▸ **Exercice a**
Extrayez et reproduisez à l'identique les lignes des données enregistrées, de la première ligne jusqu'à celle qui contient « 3, 1811, 23] », incluse.

▸ **Extrait de page**
Nouvelles routes de la soie numériques : où va la Chine ?

Depuis le lancement en 2013 des nouvelles routes de la soie, aussi appelées “Belt and Road Initiative” (BRI), la Chine a déployé un programme d’investissement massif dans les infrastructures terrestres, maritimes et aériennes reliant l’Asie à l’Europe (et aux autres continents). Dans le même temps la Chine a aussi développé des axes de communications numériques, beaucoup moins visibles, pour renforcer son influence et faciliter son expansion mondiale.

Chine numérique : une ambition planétaire

Les industries technologiques chinoises ne cessent de croître depuis deux décennies avec une spectaculaire accélération depuis l’annonce de la « Belt and road initiative) BRI en 2013 et le lancement officiel de la route de la soie numérique en 2017. Ainsi, d’après le rapport sur le développement de la Chine numérique publié en avril 2023, l’économie numérique chinoise est numéro deux mondial avec 50 mille milliards de yuans en 2022 soit 41,5 % du PIB de la Chine.

La route de la soie numérique est une composante stratégique du projet BRI. Outre le développement d’infrastructures de communication internet indépendantes du réseau mondial, elle s’appuie sur la pose de milliers de kilomètres de câbles sous marins et sur l’exportation tous azimuts de sa technologie 5G et de ses systèmes de télécommunications satellitaires. Parallèlement, la Chine est très active dans les instances de coopération internationales sur l’intelligence artificielle afin de peser sur sa réglementation et, plus prosaïquement pour vendre son savoir faire dans des applications industrielles, militaires, environnementales ou sécuritaires.

▸ **Exercice b**
Recopiez sans aucune modification le passage de l'extrait sur la route de la soie numérique chinoise qui va de « La route de la soie numérique est » à « environnementales ou sécuritaires. ».

▸ **Données enregistrées**
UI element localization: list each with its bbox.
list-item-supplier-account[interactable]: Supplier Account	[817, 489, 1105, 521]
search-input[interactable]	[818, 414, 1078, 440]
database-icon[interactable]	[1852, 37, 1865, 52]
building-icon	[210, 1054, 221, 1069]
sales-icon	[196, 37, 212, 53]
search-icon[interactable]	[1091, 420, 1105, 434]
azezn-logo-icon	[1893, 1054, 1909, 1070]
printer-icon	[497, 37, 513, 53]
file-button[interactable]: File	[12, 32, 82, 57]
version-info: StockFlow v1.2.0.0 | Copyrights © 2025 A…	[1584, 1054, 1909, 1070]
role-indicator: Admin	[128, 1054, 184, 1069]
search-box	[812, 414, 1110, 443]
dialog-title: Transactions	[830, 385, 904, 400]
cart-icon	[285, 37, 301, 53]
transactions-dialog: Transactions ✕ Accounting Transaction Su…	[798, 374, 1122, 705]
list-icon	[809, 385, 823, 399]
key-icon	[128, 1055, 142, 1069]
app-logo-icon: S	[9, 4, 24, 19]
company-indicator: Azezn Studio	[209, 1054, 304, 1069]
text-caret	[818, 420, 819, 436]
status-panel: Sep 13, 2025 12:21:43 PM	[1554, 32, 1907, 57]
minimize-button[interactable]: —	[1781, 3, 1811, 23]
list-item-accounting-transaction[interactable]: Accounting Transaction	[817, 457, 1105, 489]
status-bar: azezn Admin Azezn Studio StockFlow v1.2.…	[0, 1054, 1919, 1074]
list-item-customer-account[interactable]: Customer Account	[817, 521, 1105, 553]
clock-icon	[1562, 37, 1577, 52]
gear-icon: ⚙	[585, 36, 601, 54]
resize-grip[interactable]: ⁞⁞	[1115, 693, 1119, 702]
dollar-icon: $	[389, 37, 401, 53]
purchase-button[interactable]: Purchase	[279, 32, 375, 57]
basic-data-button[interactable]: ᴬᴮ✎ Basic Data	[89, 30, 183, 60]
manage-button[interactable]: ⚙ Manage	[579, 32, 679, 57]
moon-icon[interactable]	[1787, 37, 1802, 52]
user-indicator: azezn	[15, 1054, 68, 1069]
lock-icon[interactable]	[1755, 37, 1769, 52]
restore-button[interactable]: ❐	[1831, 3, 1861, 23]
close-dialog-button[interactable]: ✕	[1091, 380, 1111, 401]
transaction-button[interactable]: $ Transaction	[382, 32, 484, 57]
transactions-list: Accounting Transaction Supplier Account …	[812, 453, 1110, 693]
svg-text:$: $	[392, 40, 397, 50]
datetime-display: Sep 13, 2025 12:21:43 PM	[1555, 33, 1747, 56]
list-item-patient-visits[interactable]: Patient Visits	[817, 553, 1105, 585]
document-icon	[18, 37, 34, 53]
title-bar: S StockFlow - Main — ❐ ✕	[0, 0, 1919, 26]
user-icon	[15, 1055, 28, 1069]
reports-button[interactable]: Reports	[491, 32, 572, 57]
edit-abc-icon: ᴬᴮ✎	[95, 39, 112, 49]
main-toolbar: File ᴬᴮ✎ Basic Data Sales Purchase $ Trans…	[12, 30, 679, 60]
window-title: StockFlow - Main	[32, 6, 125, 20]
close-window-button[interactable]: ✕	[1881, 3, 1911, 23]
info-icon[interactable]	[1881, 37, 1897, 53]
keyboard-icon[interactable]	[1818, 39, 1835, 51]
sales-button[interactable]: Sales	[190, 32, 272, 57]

▸ **Réponse attendue a**
UI element localization: list each with its bbox.
list-item-supplier-account[interactable]: Supplier Account	[817, 489, 1105, 521]
search-input[interactable]	[818, 414, 1078, 440]
database-icon[interactable]	[1852, 37, 1865, 52]
building-icon	[210, 1054, 221, 1069]
sales-icon	[196, 37, 212, 53]
search-icon[interactable]	[1091, 420, 1105, 434]
azezn-logo-icon	[1893, 1054, 1909, 1070]
printer-icon	[497, 37, 513, 53]
file-button[interactable]: File	[12, 32, 82, 57]
version-info: StockFlow v1.2.0.0 | Copyrights © 2025 A…	[1584, 1054, 1909, 1070]
role-indicator: Admin	[128, 1054, 184, 1069]
search-box	[812, 414, 1110, 443]
dialog-title: Transactions	[830, 385, 904, 400]
cart-icon	[285, 37, 301, 53]
transactions-dialog: Transactions ✕ Accounting Transaction Su…	[798, 374, 1122, 705]
list-icon	[809, 385, 823, 399]
key-icon	[128, 1055, 142, 1069]
app-logo-icon: S	[9, 4, 24, 19]
company-indicator: Azezn Studio	[209, 1054, 304, 1069]
text-caret	[818, 420, 819, 436]
status-panel: Sep 13, 2025 12:21:43 PM	[1554, 32, 1907, 57]
minimize-button[interactable]: —	[1781, 3, 1811, 23]

▸ **Réponse attendue b**
La route de la soie numérique est une composante stratégique du projet BRI. Outre le développement d’infrastructures de communication internet indépendantes du réseau mondial, elle s’appuie sur la pose de milliers de kilomètres de câbles sous marins et sur l’exportation tous azimuts de sa technologie 5G et de ses systèmes de télécommunications satellitaires. Parallèlement, la Chine est très active dans les instances de coopération internationales sur l’intelligence artificielle afin de peser sur sa réglementation et, plus prosaïquement pour vendre son savoir faire dans des applications industrielles, militaires, environnementales ou sécuritaires.